### PROBLEM TO WORK ON
Locate every line in the material below that has the word "firewalla". Copy each of those lines.

■ ■ ■ ■ ■ ■ ■

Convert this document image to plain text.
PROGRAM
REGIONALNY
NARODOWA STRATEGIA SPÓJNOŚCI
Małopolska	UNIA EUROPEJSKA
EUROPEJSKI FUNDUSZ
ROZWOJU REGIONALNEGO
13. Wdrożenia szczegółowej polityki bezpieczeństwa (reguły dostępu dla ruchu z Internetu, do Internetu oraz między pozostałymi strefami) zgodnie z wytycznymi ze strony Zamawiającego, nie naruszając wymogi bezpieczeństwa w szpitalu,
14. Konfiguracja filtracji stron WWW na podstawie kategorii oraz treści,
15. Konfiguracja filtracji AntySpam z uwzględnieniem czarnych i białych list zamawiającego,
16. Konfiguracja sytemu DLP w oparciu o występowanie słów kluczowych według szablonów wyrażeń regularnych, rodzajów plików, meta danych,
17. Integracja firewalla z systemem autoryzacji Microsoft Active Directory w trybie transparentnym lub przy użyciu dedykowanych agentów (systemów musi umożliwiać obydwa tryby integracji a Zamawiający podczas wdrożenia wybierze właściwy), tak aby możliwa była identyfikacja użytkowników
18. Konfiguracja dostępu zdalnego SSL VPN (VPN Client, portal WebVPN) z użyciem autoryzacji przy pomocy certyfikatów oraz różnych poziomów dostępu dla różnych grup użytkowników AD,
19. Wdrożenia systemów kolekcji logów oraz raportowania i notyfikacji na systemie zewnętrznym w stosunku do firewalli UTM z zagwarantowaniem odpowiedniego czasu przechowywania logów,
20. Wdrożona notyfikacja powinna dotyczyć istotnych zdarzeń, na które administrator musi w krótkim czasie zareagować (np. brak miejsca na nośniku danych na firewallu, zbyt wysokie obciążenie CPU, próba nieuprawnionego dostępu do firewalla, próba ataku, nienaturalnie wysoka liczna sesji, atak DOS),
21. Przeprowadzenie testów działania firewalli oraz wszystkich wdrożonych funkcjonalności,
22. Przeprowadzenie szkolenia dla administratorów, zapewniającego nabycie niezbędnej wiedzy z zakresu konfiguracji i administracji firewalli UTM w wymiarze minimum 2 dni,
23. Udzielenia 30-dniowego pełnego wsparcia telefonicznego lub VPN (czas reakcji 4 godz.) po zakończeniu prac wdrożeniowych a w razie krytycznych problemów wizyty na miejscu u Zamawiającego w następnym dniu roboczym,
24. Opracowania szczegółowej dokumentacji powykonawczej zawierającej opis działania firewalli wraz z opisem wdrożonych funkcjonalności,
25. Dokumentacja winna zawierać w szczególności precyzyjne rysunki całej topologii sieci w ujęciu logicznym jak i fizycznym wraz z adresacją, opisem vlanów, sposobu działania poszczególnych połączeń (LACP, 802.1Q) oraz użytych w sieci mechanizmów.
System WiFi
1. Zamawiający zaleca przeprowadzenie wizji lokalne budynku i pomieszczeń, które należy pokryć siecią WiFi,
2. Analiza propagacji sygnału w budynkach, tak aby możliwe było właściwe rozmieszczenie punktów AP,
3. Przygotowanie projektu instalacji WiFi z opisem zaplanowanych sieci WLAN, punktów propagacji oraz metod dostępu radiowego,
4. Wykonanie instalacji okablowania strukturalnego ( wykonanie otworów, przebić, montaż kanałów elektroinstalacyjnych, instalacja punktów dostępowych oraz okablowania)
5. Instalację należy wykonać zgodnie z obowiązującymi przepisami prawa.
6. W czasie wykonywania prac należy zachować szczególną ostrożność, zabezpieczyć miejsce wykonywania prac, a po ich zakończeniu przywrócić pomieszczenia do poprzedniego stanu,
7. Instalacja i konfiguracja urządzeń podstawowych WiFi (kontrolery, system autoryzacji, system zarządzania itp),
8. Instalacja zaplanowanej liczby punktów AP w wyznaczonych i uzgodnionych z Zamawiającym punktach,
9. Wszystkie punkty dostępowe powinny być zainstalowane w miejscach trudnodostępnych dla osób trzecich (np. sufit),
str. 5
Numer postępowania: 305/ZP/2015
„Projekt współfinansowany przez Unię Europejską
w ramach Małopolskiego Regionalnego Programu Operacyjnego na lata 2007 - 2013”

■ ■ ■ ■ ■ ■ ■

### SOLUTION TO THIS TASK
17. Integracja firewalla z systemem autoryzacji Microsoft Active Directory w trybie transparentnym lub przy użyciu dedykowanych agentów (systemów musi umożliwiać obydwa tryby integracji a Zamawiający podczas wdrożenia wybierze właściwy), tak aby możliwa była identyfikacja użytkowników
20. Wdrożona notyfikacja powinna dotyczyć istotnych zdarzeń, na które administrator musi w krótkim czasie zareagować (np. brak miejsca na nośniku danych na firewallu, zbyt wysokie obciążenie CPU, próba nieuprawnionego dostępu do firewalla, próba ataku, nienaturalnie wysoka liczna sesji, atak DOS),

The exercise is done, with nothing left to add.